1. Requirement of Reasonable Policies and Procedures
    The Options Linkage Plan requires each Participant \40\ to 
establish,

[[Page 39365]]

maintain, and enforce written policies and procedures as approved by 
the Commission that are reasonably designed to prevent Trade-Throughs 
in that Participant's market in Eligible Options Classes.\41\ A 
``Trade-Through'' \42\ is defined as a transaction in an option series, 
either as principal or agent, at a price that is lower than a Protected 
Bid or higher than a Protected Offer. A ``Protected Bid'' or a 
``Protected Offer'' \43\ means a bid or offer in an option series that 
is displayed by an Eligible Exchange, is disseminated pursuant to the 
OPRA Plan, and is the Best Bid or Best Offer of an Eligible Exchange. A 
``Best Bid'' or ``Best Offer'' \44\ means the highest bid price or the 
lowest offer price communicated by a member of an Eligible Exchange to 
any broker-dealer or to any customer at which such member is willing to 
buy or sell, either as principal or agent.
---------------------------------------------------------------------------

    \40\ The Options Linkage Plan defines ``Participant'' to mean an 
Eligible Exchange whose participation in the plan has become 
effective pursuant to Section 3(c) of the Options Linkage Plan. See 
Section 2(15) of the Options Linkage Plan. The Options Linkage Plan 
defines ``Eligible Exchange'' to mean a national securities exchange 
registered with the Commission in accordance with Section 6(a) of 
the Act that, among other things, is a Participant Exchange in OCC 
(as that term is defined in Section VII of the OCC by-laws) and is a 
party to the OPRA Plan (as that term is described in Section I of 
the OPRA Plan). ``OPRA Plan'' means the plan filed by the Options 
Price Reporting Authority with the Commission pursuant to Section 
11A(a)(1)(C)(iii) of the Act and approved by the Commission and 
declared effective as of January 22, 1976, as from time to time 
amended. See Section 2(14) of the Options Linkage Plan. For the 
definitions of ``Trade-Through,'' ``Best Bid'' or ``Best Offer,'' 
``Locked Market,'' and ``Crossed Market,'' see infra notes 42, 44, 
and 119 and accompanying texts.
    \41\ Section 5(a)(i) of the Options Linkage Plan.
    \42\ Section 2(21) of the Options Linkage Plan.
    \43\ Section 2(17) of the Options Linkage Plan. Protected Bid 
and Protected Offer, together are referred to herein as ``Protected 
Quotation.'' See Section 2(18) of the Options Linkage Plan.
    \44\ Sections 2(1) and 2(2) of the Options Linkage Plan.
---------------------------------------------------------------------------

    The Options Linkage Plan also requires each Participant to agree to 
conduct surveillance of its market on a regular basis to ascertain the 
effectiveness of the policies and procedures to prevent Trade-Throughs 
and to take prompt action to remedy deficiencies in such policies and 
procedures.\45\
---------------------------------------------------------------------------

    \45\ Section 5(a)(ii) of the Options Linkage Plan.

-*-*-

**Request a:**
Write out the options linkage passage word for word, starting at "The Options Linkage Plan also" and ending at "5(a)(ii) of the Options Linkage Plan.".
The text and the records below it come from separate sources.

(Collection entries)

-*-*-

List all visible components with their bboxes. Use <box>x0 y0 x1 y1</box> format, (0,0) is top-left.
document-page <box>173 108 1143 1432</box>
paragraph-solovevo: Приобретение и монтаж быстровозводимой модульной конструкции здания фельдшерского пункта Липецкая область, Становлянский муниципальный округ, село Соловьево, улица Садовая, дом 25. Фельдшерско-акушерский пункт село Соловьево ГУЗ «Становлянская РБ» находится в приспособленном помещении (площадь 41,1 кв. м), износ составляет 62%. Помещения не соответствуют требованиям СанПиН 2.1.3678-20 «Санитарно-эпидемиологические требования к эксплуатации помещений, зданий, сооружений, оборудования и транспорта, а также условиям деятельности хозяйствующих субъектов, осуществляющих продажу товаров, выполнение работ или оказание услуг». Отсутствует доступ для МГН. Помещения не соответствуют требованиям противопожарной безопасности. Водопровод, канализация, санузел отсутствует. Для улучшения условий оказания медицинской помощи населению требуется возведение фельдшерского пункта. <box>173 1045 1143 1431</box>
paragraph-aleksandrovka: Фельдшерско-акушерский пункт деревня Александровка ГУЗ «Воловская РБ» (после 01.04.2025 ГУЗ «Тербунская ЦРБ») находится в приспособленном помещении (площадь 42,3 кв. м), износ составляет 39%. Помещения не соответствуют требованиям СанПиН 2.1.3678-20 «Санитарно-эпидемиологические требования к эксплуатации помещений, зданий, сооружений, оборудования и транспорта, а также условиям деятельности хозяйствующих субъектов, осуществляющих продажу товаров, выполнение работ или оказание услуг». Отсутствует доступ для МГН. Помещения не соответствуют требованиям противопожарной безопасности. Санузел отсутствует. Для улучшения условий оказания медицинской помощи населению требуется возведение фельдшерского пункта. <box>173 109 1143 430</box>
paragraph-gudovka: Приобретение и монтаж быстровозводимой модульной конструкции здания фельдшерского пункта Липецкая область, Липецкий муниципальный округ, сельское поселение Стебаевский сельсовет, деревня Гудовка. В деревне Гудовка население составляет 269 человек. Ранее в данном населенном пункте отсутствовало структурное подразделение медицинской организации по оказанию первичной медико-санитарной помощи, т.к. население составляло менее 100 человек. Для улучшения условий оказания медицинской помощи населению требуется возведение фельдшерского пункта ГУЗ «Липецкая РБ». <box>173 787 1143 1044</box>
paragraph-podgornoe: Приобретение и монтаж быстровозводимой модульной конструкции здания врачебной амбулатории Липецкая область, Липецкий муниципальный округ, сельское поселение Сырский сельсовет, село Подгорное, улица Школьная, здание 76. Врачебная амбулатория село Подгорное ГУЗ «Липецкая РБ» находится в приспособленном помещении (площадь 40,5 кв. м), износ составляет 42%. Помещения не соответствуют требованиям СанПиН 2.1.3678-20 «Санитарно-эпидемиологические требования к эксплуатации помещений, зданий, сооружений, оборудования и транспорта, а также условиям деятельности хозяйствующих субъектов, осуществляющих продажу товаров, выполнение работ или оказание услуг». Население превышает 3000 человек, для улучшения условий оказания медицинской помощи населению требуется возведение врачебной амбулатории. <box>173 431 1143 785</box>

-*-*-

**Request b:**
In the collection entries, starting at the first line and ending at the line that contains "document-page <box>173 108 1143 1432</box>", swap "visible" for "shown". Give back only those lines, with everything else left the same.

**Problem solution a:**
The Options Linkage Plan also requires each Participant to agree to 
conduct surveillance of its market on a regular basis to ascertain the 
effectiveness of the policies and procedures to prevent Trade-Throughs 
and to take prompt action to remedy deficiencies in such policies and 
procedures.\45\
---------------------------------------------------------------------------

    \45\ Section 5(a)(ii) of the Options Linkage Plan.

**Problem solution b:**
List all shown components with their bboxes. Use <box>x0 y0 x1 y1</box> format, (0,0) is top-left.
document-page <box>173 108 1143 1432</box>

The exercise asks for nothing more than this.